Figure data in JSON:
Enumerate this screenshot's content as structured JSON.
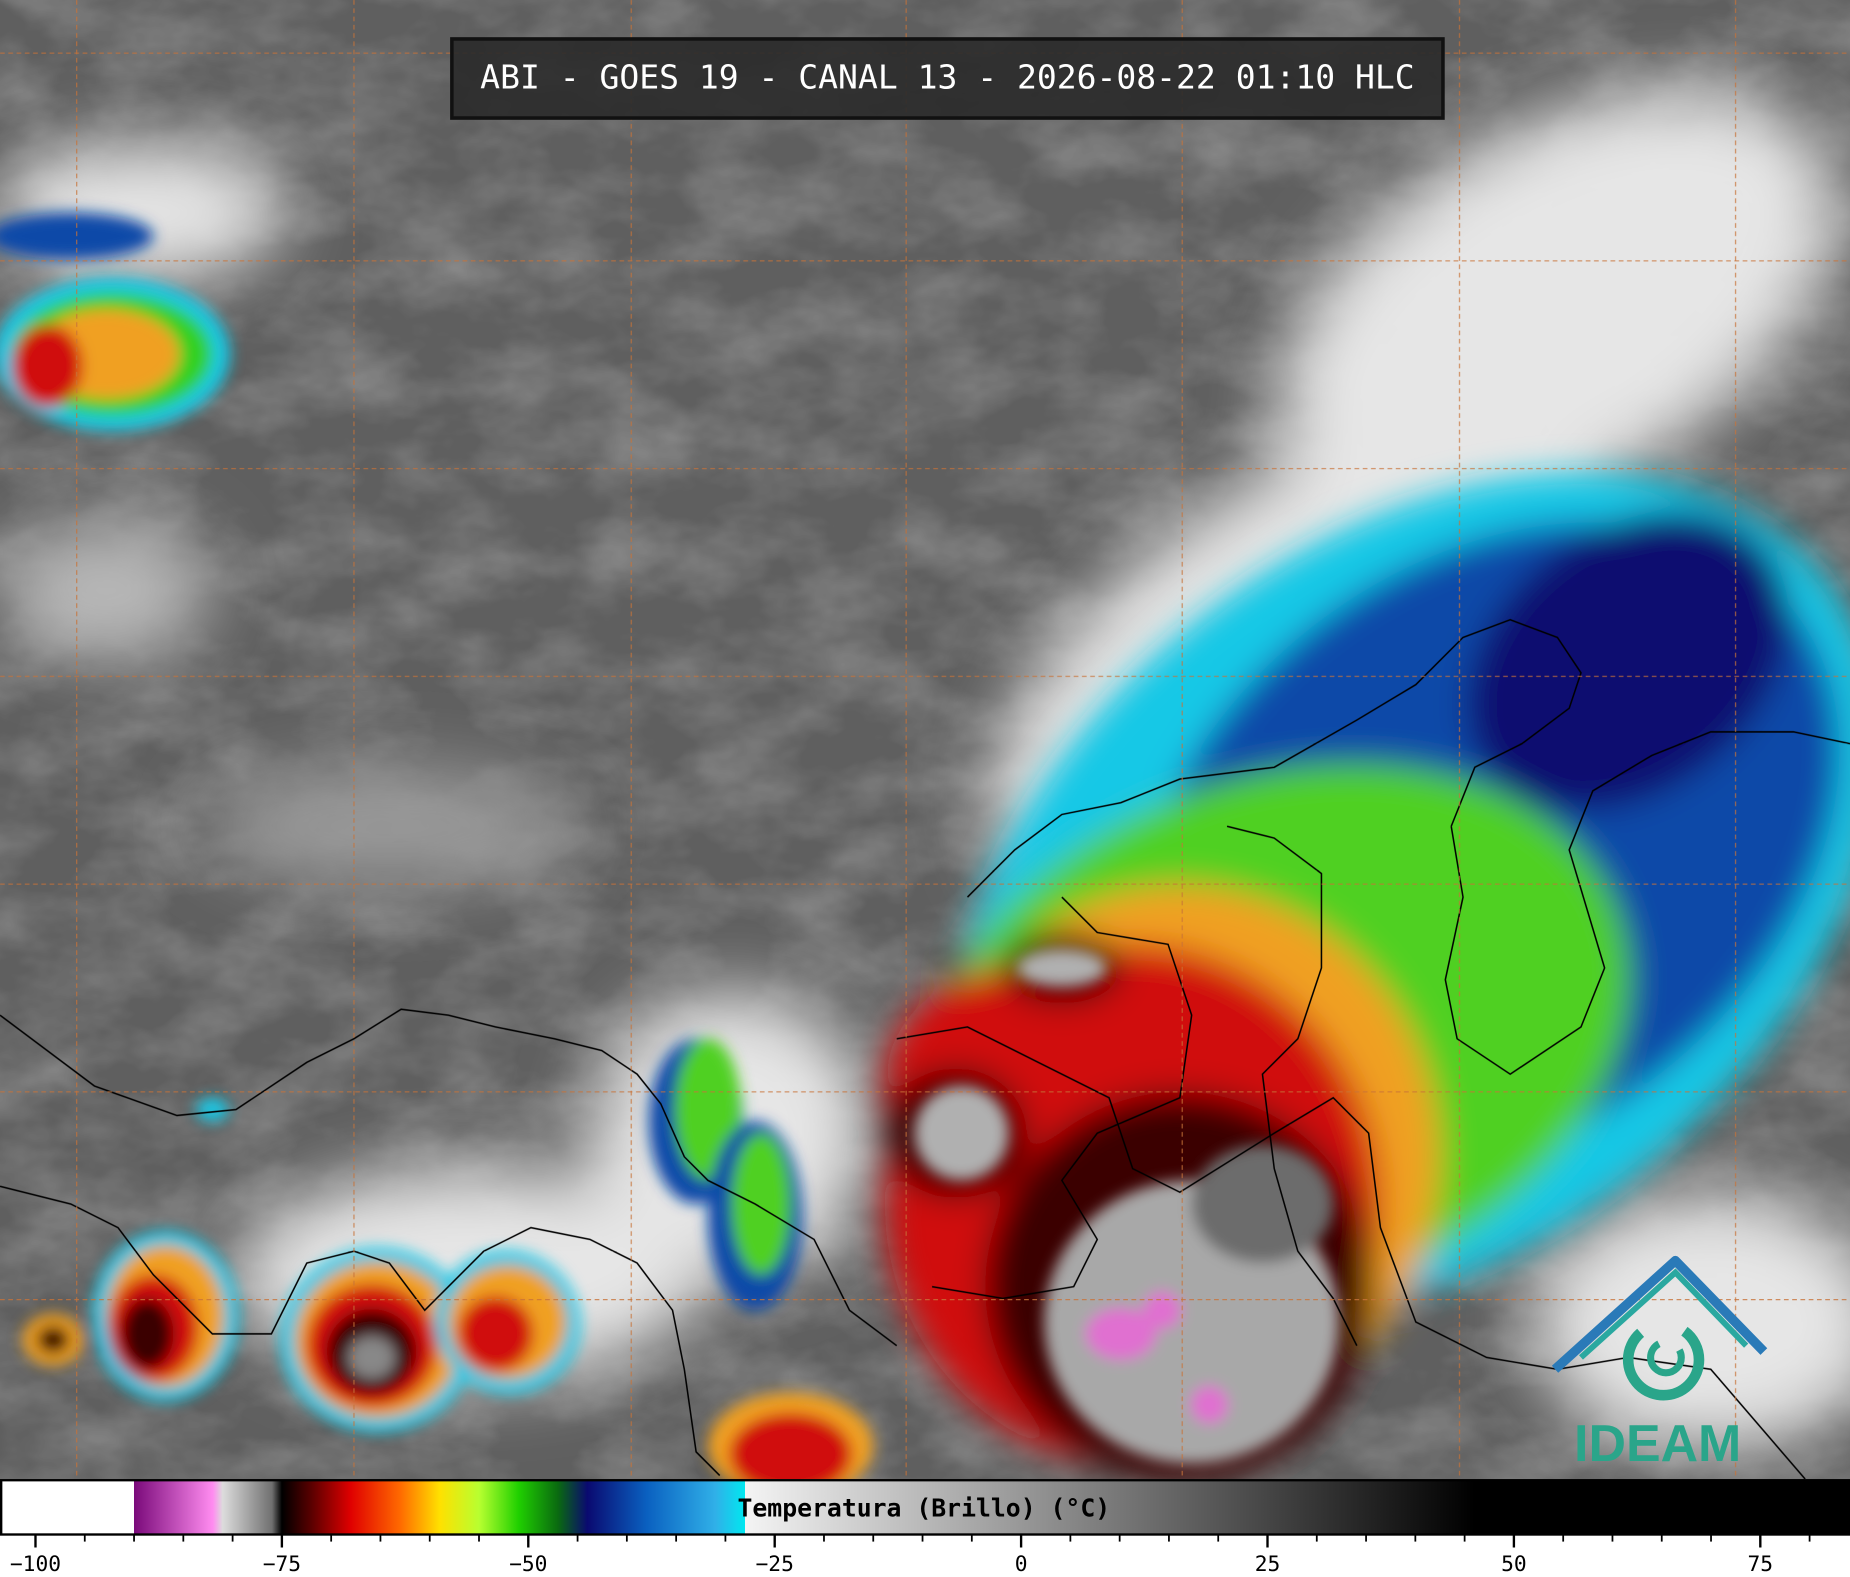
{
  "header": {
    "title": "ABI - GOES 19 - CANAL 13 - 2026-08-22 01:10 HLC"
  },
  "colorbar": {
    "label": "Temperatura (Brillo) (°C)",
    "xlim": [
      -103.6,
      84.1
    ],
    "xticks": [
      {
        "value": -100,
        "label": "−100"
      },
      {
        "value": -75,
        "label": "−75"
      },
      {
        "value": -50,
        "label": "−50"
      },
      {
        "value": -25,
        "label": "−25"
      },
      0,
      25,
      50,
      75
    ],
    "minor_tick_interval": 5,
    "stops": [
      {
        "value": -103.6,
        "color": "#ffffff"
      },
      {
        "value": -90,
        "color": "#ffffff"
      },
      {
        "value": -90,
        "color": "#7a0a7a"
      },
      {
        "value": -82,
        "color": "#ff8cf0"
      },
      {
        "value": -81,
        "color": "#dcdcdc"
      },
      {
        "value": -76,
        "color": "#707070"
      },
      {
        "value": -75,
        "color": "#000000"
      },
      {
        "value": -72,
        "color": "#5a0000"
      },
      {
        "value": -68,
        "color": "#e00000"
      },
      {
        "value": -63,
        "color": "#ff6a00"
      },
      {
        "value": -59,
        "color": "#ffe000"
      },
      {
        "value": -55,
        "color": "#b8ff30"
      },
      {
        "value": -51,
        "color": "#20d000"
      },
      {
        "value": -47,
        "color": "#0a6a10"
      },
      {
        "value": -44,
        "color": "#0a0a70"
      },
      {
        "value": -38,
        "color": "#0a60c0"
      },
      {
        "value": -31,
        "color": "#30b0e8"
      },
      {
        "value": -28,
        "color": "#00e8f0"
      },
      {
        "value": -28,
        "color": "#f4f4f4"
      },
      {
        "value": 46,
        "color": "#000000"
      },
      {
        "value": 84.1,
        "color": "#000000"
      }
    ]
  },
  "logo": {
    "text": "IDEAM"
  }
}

==

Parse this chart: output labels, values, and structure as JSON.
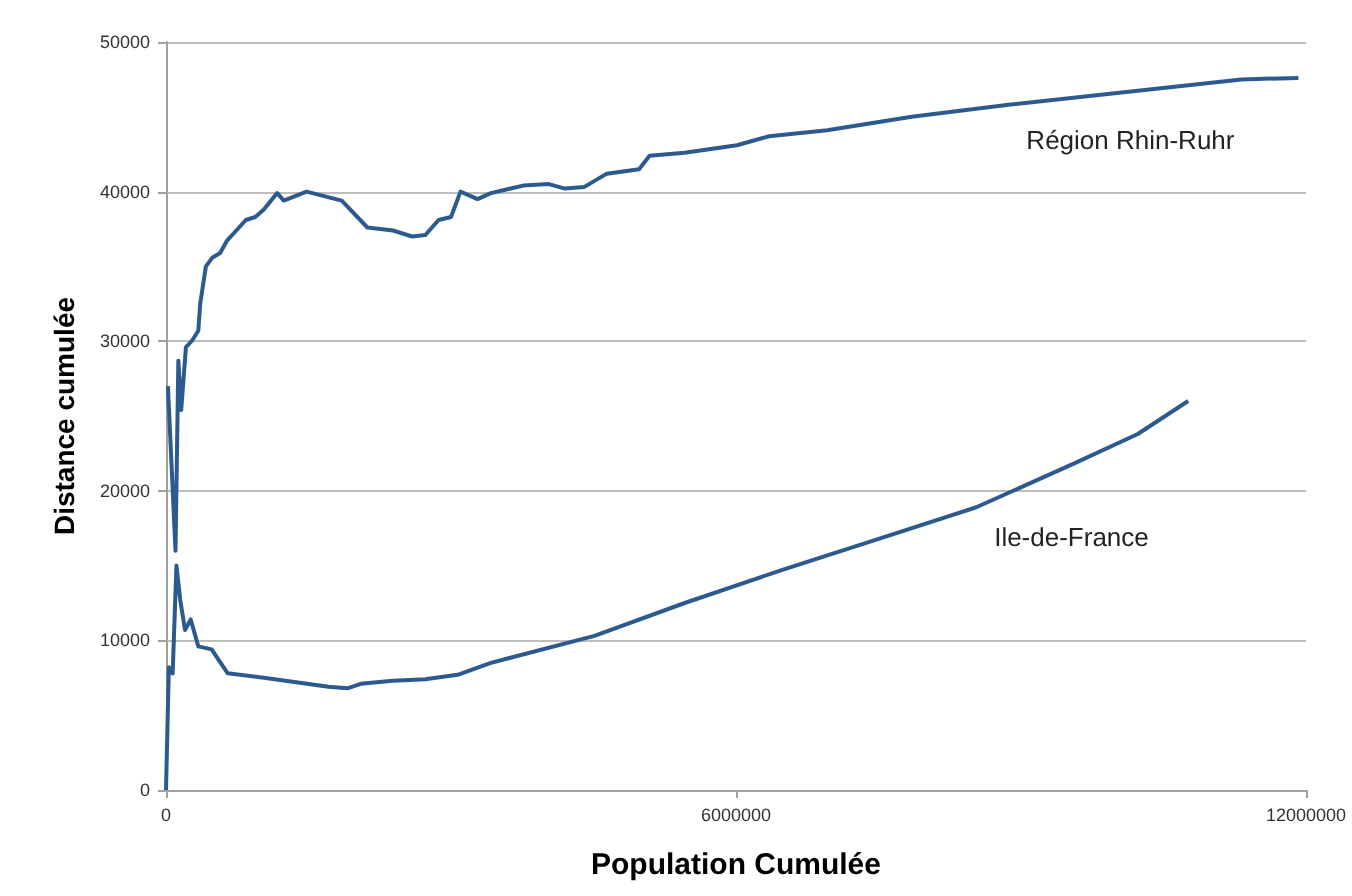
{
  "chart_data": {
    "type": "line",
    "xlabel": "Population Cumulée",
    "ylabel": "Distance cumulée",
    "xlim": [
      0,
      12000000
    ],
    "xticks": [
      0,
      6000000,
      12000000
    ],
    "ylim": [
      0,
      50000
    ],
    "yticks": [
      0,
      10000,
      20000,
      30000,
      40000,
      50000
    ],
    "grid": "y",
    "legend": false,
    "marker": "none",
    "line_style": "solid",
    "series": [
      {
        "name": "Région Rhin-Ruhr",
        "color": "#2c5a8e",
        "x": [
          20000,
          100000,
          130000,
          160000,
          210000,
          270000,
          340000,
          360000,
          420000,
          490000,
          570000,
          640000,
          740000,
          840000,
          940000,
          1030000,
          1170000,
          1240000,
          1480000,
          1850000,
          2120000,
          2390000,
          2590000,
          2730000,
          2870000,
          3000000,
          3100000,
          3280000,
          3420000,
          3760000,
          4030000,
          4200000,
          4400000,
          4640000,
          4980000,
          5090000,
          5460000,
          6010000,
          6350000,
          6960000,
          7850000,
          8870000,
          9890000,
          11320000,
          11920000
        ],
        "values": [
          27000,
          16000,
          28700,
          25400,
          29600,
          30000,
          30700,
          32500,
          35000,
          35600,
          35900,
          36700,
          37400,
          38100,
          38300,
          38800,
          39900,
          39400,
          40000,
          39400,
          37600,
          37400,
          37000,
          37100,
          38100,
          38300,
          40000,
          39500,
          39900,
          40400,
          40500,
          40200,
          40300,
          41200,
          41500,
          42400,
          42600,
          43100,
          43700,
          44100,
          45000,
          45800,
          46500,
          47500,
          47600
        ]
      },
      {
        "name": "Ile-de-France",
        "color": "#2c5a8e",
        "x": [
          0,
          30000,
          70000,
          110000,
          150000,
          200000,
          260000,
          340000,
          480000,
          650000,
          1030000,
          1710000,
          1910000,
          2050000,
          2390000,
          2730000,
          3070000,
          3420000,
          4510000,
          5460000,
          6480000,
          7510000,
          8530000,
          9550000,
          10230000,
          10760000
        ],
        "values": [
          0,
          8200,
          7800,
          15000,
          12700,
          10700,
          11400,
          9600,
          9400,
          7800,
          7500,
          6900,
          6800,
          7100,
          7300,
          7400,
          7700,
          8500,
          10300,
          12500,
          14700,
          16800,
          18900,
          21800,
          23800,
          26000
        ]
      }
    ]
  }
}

* * *

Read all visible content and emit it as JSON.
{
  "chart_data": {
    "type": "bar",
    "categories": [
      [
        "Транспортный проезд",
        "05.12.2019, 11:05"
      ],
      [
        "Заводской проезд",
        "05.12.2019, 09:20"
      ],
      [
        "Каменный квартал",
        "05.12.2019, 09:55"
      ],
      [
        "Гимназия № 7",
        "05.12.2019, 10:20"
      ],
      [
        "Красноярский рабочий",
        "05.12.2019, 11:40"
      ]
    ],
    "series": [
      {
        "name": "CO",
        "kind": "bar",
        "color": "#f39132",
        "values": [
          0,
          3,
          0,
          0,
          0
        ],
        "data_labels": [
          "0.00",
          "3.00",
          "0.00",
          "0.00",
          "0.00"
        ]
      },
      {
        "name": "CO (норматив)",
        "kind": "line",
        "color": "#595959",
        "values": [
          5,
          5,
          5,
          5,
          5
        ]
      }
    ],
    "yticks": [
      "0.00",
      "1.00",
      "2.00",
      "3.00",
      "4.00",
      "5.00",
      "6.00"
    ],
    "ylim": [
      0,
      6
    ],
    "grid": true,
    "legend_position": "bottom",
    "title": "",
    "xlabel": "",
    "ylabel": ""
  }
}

Instructions for the task: Read through the lines above and collect those that contain the string "title".

The response:
    "title": "ABI - GOES 19 - CANAL 13 - 2026-08-22 01:10 HLC"
    "title": "",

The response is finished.